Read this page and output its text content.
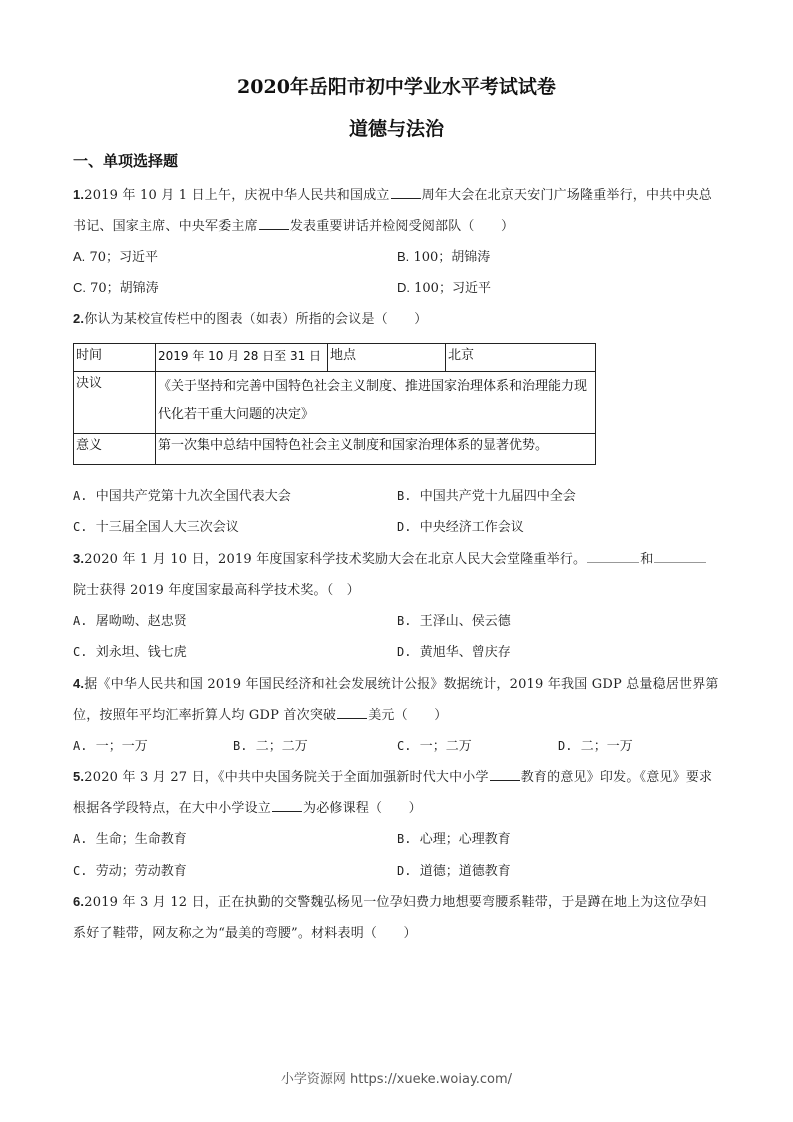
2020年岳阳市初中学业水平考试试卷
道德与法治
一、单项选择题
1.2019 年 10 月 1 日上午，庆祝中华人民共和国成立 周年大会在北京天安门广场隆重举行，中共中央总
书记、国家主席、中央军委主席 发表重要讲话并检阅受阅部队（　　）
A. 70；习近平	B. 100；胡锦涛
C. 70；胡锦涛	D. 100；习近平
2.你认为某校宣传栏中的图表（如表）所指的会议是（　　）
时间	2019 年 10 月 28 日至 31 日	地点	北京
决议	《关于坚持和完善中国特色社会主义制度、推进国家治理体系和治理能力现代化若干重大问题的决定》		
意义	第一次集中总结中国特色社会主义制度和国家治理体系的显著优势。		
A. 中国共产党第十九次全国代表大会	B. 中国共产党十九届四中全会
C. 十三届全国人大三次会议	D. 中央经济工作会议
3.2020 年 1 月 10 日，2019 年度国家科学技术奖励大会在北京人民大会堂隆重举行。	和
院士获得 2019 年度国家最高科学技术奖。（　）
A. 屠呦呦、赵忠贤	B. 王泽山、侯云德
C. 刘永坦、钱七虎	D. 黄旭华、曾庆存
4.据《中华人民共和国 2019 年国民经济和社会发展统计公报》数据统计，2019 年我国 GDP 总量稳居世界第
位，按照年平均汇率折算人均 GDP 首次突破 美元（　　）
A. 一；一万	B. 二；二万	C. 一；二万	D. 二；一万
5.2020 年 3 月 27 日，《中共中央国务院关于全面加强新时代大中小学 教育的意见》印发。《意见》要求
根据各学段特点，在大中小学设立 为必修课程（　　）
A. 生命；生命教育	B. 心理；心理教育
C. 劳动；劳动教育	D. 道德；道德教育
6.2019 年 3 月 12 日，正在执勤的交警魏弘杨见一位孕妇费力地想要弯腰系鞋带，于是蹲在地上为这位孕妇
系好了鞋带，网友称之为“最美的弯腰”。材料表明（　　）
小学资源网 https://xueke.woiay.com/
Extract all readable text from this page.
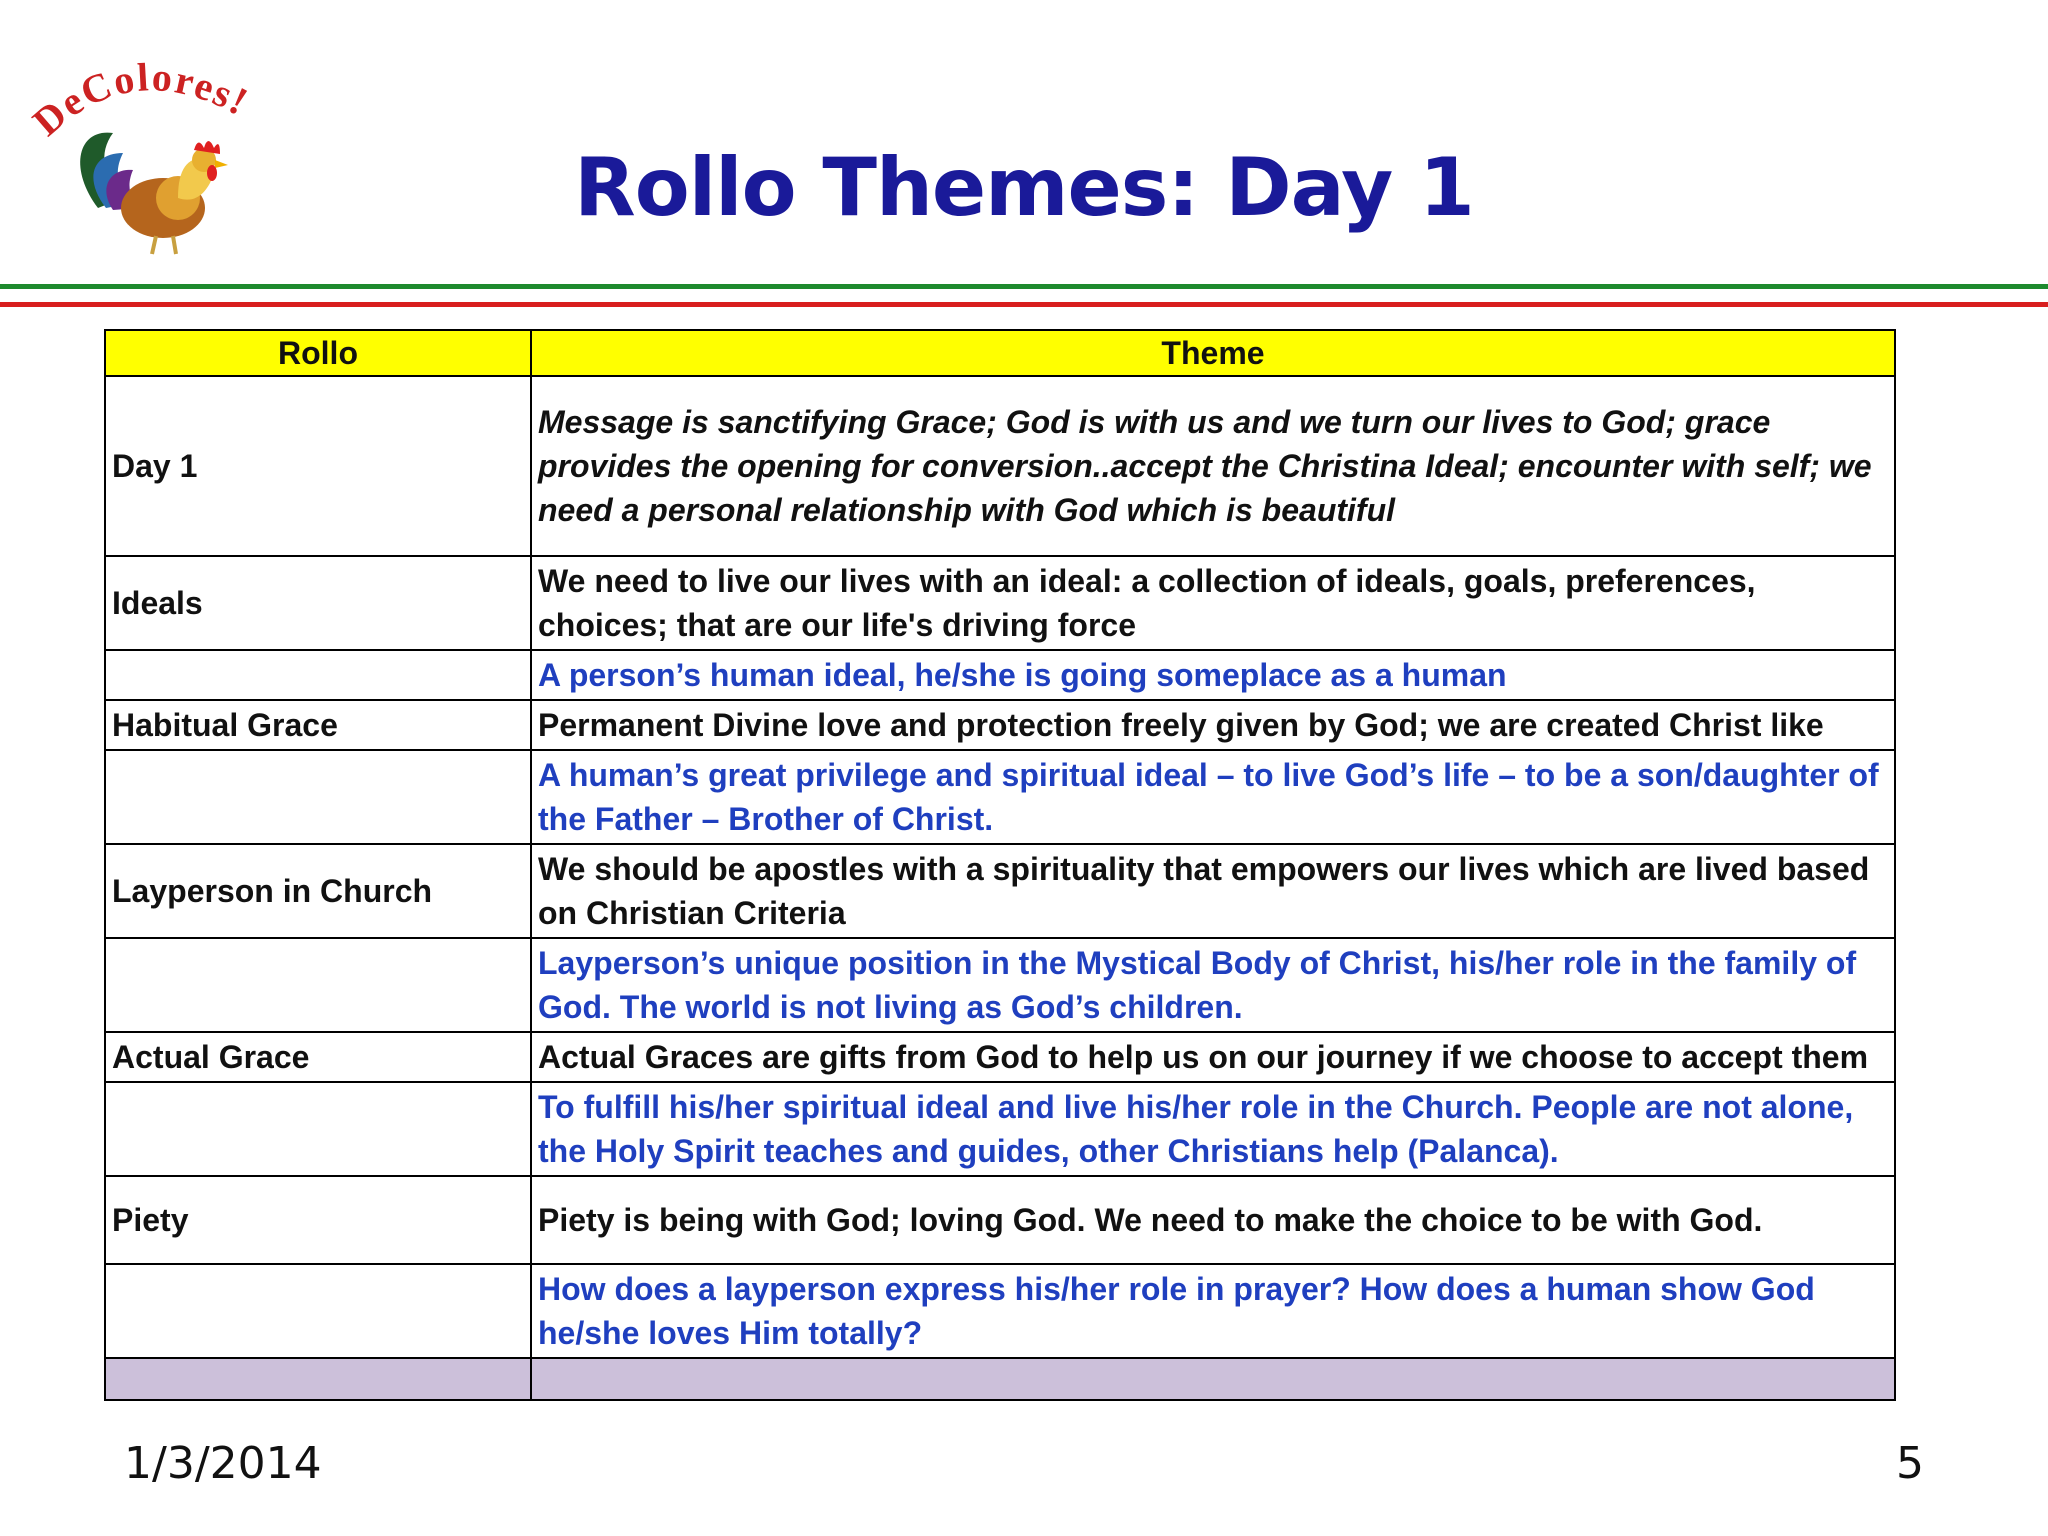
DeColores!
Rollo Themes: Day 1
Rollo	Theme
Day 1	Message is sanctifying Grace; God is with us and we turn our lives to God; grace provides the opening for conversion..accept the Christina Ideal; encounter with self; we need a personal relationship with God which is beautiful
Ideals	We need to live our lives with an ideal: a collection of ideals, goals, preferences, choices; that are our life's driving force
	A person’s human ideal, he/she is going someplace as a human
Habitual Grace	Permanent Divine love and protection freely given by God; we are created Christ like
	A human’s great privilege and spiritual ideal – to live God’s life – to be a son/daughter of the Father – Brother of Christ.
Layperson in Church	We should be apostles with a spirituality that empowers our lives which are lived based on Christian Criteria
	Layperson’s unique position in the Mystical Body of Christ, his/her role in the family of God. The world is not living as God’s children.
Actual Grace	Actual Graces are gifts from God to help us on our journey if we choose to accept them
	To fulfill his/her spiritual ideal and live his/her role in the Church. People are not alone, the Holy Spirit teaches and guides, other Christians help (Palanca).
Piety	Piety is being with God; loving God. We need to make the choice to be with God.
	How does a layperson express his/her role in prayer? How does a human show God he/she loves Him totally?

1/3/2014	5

SHORT PROBLEM » Show all lines in the entries above where the word "with" appears.

EXERCISE ANSWER »
Day 1	Message is sanctifying Grace; God is with us and we turn our lives to God; grace provides the opening for conversion..accept the Christina Ideal; encounter with self; we need a personal relationship with God which is beautiful
Ideals	We need to live our lives with an ideal: a collection of ideals, goals, preferences, choices; that are our life's driving force
Layperson in Church	We should be apostles with a spirituality that empowers our lives which are lived based on Christian Criteria
Piety	Piety is being with God; loving God. We need to make the choice to be with God.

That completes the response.